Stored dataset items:

......

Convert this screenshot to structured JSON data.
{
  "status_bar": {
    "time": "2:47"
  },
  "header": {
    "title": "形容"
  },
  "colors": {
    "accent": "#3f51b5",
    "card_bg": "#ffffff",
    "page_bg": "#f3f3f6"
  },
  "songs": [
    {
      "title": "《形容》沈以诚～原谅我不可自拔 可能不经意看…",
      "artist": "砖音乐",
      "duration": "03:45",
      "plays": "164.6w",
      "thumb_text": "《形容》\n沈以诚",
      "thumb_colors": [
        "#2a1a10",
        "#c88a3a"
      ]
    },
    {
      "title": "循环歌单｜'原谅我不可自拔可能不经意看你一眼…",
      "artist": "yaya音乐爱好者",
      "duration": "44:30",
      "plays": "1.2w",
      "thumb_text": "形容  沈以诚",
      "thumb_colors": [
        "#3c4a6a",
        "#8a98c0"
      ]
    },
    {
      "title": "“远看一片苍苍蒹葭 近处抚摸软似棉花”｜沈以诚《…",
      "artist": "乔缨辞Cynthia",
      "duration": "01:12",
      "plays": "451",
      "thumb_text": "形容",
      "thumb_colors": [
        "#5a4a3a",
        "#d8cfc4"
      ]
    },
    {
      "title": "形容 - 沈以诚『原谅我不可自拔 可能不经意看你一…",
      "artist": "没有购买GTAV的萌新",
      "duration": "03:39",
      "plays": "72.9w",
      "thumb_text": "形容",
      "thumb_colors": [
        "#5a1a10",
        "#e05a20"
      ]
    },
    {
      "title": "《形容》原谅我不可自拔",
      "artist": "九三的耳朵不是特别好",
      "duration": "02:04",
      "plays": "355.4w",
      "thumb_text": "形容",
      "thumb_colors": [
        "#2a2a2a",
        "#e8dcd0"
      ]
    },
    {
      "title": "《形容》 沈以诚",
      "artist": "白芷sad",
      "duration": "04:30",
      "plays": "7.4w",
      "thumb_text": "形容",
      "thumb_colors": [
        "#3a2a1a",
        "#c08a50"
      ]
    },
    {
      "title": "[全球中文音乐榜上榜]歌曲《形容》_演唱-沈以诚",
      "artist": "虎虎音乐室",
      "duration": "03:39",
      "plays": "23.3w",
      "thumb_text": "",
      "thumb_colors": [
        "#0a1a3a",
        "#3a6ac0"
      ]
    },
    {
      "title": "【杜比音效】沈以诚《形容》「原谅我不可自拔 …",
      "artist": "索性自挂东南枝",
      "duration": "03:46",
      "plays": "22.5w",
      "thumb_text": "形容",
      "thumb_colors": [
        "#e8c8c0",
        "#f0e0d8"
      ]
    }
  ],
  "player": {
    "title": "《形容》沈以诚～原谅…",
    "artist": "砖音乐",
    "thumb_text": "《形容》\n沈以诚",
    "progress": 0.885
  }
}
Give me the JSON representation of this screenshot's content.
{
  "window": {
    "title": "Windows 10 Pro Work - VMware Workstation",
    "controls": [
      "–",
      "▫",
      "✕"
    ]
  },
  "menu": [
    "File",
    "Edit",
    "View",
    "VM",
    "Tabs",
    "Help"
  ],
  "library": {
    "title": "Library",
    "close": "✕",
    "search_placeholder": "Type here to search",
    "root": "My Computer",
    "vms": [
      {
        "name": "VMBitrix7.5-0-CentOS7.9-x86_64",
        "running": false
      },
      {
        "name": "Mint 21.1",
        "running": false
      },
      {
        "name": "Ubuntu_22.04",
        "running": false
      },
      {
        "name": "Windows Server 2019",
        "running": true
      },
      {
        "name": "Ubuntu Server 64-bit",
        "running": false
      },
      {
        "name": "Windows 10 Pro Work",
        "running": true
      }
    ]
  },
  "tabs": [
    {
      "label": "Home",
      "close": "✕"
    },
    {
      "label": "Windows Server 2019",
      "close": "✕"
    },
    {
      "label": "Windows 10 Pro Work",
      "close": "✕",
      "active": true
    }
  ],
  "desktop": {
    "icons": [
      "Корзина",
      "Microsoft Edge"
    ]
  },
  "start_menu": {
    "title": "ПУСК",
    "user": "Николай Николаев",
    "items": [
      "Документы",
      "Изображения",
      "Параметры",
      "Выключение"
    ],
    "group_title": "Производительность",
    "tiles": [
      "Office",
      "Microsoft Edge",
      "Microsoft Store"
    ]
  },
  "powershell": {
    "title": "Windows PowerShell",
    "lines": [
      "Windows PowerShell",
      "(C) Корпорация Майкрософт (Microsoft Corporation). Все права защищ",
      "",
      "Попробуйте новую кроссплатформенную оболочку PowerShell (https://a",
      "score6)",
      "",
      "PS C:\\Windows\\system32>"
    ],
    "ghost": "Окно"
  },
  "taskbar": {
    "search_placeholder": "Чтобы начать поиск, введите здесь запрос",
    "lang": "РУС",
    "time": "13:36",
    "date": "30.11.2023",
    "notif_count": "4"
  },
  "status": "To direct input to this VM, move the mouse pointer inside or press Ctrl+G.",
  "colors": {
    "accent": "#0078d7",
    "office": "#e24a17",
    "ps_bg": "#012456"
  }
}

......

#### [Task prompt]
Copy each line of the records that contains the word "Server".

#### [Complete output]
        "name": "Windows Server 2019",
        "name": "Ubuntu Server 64-bit",
      "label": "Windows Server 2019",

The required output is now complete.